→ **Stated exercise**: Find every line in the records below that holds the word "placeholder", and copy it out.

→ **Provided entries**:
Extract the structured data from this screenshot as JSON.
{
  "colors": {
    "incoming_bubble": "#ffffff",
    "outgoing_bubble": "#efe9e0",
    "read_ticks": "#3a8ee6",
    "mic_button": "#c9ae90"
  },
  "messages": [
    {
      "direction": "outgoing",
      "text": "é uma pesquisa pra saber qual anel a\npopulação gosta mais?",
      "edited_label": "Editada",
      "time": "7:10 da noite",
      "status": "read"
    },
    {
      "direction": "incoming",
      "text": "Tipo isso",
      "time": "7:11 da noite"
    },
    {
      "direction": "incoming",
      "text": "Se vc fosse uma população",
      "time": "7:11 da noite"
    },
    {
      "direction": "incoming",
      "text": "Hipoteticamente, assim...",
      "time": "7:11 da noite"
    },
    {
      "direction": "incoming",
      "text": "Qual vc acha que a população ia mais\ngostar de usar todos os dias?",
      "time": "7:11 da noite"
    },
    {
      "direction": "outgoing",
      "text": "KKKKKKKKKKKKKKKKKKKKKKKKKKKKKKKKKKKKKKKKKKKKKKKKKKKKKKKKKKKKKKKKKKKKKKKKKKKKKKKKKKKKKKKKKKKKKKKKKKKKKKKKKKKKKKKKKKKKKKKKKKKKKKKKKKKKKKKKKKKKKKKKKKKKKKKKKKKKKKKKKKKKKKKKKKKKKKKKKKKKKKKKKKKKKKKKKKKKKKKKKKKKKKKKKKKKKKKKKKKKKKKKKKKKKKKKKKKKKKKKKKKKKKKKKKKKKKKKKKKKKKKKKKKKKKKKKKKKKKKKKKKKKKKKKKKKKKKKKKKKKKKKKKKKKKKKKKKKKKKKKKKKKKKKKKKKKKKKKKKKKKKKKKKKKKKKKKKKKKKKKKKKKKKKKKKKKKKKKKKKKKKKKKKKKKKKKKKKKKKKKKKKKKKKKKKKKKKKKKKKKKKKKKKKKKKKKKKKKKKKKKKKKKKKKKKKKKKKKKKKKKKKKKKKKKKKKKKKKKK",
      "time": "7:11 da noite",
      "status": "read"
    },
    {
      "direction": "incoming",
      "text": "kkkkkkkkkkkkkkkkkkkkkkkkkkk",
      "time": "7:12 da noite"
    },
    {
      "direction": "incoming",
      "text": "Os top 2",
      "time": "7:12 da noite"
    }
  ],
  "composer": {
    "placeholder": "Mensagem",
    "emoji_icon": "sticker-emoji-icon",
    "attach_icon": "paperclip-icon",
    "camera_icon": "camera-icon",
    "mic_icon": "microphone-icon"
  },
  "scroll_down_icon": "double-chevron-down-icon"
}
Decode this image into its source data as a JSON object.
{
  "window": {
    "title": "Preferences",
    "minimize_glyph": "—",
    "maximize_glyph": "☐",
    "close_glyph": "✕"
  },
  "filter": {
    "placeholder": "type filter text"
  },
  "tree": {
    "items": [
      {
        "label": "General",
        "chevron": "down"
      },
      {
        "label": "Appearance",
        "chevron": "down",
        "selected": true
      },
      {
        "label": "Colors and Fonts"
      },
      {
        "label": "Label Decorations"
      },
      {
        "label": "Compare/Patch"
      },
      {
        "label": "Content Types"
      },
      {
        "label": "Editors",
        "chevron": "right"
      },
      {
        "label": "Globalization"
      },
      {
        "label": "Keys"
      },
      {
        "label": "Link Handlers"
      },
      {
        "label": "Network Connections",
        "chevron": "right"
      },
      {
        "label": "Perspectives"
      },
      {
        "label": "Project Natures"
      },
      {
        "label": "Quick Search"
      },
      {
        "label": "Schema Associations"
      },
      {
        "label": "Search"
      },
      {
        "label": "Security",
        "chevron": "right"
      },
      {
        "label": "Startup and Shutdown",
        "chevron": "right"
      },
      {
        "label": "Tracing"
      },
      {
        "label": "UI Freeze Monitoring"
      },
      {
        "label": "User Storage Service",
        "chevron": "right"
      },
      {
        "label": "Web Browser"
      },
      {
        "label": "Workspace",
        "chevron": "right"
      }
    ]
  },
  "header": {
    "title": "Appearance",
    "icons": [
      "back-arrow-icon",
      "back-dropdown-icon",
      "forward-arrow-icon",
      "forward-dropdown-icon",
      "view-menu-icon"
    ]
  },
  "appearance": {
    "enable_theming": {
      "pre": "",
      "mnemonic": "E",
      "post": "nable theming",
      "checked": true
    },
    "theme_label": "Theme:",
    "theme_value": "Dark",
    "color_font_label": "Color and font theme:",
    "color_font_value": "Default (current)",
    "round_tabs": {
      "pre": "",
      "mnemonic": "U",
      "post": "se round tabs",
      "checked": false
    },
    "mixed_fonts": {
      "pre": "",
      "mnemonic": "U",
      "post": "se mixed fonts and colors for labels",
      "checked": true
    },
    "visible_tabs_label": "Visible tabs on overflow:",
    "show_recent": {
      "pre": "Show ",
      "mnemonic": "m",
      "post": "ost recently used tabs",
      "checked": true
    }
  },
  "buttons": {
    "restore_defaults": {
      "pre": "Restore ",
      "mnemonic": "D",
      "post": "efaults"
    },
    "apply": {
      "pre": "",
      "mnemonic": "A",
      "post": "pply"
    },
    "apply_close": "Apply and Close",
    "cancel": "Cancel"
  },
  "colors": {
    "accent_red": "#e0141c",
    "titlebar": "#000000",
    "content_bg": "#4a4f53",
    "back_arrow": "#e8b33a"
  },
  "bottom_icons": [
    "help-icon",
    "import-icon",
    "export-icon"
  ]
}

→ **Solution**:
    "placeholder": "Mensagem",
    "placeholder": "type filter text"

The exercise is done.